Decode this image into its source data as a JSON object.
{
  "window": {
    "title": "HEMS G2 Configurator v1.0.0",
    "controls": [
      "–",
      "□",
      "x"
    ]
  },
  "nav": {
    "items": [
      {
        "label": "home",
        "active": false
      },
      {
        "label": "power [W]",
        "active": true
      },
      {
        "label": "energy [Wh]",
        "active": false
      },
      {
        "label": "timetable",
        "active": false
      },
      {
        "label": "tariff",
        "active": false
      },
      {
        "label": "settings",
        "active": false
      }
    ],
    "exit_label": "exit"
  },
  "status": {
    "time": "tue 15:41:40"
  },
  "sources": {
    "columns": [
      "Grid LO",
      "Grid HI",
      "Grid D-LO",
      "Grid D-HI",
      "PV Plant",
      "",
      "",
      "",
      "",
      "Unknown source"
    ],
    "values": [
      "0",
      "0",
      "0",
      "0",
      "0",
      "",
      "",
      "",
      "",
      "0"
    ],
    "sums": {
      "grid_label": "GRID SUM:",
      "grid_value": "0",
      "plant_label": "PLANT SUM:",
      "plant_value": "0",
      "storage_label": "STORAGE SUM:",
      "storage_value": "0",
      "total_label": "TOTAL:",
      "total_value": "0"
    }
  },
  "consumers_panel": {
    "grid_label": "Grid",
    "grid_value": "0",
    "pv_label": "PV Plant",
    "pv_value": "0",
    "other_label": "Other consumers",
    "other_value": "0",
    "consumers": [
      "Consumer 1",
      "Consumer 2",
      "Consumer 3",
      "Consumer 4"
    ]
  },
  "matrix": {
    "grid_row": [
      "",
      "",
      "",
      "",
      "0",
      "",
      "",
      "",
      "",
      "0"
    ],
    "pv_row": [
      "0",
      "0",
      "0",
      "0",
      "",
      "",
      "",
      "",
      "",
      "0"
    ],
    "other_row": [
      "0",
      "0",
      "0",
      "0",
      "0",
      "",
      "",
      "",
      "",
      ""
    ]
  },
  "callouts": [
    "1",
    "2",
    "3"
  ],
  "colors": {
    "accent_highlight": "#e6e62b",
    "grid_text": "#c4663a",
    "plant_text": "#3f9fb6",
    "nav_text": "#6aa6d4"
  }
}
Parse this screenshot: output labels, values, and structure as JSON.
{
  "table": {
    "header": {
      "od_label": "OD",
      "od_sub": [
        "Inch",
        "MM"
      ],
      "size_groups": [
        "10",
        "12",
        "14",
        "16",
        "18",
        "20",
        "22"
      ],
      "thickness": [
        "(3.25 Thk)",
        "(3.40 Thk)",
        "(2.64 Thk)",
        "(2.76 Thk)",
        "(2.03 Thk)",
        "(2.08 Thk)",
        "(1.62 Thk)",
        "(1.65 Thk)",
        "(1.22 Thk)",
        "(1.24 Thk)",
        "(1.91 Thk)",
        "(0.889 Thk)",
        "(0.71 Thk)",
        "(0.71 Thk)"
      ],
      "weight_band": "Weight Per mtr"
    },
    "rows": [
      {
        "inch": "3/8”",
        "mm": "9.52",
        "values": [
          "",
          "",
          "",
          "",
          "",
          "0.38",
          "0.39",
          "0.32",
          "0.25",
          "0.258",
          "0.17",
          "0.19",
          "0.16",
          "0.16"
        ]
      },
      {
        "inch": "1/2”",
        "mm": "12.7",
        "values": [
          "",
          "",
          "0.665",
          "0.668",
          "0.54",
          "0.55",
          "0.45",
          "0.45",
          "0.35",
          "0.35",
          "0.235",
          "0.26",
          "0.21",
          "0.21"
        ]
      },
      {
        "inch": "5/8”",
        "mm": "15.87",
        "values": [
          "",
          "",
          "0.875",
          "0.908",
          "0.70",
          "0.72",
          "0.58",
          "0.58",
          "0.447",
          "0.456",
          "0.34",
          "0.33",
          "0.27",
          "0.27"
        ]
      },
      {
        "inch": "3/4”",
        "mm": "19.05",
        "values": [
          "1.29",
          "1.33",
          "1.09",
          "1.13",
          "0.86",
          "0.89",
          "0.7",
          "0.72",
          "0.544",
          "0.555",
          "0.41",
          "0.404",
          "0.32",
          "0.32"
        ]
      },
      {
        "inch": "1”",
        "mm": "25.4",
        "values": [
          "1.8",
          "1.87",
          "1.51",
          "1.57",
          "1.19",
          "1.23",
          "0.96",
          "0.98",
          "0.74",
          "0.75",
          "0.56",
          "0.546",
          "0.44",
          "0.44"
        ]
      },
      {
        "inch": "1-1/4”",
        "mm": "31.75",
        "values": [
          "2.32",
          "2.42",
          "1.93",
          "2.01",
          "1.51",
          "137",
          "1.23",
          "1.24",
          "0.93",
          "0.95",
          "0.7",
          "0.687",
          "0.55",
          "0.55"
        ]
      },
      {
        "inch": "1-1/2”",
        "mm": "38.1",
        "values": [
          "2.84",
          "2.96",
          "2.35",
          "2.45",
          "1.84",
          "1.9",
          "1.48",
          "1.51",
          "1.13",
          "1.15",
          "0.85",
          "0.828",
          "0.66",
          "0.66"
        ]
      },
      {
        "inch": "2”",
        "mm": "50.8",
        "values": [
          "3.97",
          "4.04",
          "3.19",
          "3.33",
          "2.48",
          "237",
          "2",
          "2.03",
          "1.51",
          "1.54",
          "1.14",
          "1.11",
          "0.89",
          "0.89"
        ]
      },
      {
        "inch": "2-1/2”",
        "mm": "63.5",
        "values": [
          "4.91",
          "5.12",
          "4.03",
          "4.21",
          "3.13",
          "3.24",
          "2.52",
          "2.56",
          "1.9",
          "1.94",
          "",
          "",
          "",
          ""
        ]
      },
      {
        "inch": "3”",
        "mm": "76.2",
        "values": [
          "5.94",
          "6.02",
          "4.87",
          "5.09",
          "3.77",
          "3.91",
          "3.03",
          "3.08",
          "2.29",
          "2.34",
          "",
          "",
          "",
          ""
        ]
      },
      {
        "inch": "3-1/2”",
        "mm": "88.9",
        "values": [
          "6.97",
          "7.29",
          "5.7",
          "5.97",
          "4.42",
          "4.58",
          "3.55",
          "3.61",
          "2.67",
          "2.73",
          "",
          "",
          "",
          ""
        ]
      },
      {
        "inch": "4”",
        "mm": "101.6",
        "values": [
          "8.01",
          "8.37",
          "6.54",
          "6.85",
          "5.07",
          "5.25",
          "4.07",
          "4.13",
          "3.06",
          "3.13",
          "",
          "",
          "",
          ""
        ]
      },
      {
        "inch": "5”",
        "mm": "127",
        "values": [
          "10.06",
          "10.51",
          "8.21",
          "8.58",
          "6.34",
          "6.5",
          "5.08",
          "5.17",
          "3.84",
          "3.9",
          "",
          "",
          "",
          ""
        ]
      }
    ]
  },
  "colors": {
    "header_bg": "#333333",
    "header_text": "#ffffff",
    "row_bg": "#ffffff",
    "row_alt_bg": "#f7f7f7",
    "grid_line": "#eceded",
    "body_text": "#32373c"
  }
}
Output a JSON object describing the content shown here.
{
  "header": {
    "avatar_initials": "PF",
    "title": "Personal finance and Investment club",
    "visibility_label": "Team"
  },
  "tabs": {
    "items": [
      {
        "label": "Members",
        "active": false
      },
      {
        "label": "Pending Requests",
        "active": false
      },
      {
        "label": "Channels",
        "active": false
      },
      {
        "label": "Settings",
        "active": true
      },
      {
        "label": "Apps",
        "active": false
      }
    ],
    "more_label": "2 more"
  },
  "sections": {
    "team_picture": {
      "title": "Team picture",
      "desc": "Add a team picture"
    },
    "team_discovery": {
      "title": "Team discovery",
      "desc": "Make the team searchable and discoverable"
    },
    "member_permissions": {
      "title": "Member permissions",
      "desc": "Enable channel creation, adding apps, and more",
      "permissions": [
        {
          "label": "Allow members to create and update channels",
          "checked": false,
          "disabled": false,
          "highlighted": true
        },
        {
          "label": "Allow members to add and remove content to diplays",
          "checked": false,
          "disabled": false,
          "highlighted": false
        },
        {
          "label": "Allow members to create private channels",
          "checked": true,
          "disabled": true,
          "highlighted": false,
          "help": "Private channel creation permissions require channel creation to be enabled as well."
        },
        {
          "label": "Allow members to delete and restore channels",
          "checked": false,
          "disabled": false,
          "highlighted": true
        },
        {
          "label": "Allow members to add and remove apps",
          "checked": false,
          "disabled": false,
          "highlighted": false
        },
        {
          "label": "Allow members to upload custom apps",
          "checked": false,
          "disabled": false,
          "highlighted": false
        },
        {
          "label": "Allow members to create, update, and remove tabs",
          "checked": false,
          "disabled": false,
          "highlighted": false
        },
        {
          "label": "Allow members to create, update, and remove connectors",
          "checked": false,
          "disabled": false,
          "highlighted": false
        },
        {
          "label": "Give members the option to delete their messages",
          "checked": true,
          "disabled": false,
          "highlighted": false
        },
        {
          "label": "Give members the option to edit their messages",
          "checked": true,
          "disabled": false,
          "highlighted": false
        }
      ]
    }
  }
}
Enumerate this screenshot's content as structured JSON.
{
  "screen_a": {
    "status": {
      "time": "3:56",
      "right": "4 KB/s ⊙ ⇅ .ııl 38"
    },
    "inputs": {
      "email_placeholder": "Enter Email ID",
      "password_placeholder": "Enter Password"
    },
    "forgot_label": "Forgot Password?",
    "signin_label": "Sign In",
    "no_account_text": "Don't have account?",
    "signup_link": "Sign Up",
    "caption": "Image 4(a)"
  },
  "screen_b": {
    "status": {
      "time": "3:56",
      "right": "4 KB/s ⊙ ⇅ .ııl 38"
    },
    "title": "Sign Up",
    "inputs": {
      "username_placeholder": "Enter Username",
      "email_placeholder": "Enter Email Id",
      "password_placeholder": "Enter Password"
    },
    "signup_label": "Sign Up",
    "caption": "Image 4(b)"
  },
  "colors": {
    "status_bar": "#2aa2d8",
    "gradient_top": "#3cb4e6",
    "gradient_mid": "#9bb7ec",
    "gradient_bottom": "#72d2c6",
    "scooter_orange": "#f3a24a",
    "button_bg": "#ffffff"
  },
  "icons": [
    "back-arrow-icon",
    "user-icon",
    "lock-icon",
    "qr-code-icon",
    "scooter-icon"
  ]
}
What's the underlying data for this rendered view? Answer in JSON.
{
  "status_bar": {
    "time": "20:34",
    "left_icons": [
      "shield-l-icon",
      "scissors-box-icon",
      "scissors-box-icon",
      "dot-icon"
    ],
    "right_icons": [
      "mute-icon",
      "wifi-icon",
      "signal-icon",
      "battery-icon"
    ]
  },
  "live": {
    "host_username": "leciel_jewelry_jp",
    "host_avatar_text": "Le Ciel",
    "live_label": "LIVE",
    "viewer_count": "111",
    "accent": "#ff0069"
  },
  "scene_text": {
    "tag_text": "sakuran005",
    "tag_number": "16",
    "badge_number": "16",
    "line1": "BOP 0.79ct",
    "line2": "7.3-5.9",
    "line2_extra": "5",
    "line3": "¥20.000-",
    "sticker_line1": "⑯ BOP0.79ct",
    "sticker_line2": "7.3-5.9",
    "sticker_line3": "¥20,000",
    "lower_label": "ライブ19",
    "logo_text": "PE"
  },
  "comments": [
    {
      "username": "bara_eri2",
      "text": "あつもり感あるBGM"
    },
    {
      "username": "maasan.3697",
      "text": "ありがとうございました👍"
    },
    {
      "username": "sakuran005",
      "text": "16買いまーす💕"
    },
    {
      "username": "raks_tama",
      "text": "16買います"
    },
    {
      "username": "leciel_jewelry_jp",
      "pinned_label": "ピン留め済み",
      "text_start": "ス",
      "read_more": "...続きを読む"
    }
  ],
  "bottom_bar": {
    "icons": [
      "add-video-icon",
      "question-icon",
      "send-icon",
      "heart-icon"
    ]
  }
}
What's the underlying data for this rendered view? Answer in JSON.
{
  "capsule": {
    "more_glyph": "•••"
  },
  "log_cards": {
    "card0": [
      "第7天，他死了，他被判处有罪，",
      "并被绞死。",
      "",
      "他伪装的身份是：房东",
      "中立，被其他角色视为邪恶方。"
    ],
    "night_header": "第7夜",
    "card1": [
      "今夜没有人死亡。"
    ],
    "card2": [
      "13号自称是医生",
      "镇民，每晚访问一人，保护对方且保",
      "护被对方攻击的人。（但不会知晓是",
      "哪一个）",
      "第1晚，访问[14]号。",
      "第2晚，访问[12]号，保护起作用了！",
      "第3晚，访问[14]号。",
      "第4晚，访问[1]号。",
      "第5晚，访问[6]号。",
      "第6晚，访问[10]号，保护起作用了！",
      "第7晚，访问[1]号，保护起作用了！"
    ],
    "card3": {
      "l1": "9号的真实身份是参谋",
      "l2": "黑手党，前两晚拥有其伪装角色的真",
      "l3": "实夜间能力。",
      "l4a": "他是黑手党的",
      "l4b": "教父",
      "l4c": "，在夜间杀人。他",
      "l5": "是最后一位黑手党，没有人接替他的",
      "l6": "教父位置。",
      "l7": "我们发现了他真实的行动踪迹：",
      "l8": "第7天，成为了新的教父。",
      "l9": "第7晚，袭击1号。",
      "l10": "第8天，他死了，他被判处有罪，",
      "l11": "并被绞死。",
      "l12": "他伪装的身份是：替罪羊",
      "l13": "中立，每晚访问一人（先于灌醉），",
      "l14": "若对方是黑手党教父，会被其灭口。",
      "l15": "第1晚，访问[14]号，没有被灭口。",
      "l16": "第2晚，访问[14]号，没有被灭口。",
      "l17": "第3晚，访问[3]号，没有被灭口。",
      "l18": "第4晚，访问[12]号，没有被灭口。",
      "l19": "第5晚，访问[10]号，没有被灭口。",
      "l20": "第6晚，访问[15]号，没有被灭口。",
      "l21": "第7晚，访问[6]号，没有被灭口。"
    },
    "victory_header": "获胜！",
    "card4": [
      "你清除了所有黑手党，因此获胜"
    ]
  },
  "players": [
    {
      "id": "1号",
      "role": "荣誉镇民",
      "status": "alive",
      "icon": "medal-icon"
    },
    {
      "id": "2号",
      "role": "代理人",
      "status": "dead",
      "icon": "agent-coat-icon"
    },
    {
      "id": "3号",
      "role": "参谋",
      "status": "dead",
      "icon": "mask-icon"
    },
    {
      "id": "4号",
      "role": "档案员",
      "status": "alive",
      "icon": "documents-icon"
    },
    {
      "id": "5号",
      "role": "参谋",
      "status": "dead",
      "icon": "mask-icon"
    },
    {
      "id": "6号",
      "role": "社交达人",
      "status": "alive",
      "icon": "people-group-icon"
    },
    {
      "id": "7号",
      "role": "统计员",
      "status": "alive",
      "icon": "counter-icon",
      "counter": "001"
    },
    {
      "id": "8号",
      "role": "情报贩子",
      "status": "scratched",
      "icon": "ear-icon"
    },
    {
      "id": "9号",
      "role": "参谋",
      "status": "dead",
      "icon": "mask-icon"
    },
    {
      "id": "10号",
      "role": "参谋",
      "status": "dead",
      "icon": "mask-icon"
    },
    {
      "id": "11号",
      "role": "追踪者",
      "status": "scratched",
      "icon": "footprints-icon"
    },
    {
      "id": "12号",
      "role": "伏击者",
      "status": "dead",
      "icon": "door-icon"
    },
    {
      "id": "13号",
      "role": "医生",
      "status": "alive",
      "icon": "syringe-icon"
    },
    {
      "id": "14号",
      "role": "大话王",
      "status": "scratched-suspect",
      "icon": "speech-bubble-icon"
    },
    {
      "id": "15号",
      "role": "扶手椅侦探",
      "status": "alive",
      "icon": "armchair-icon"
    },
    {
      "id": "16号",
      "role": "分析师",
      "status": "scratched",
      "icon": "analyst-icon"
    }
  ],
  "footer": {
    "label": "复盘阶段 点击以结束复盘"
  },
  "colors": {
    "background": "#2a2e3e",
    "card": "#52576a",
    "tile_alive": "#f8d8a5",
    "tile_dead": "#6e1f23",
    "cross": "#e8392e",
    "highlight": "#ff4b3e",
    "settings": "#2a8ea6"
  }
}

(TASK OBJECTIVE): Report how many lines in the data contain the word "JSON", with no words besides the number.

(THE RESULT): 6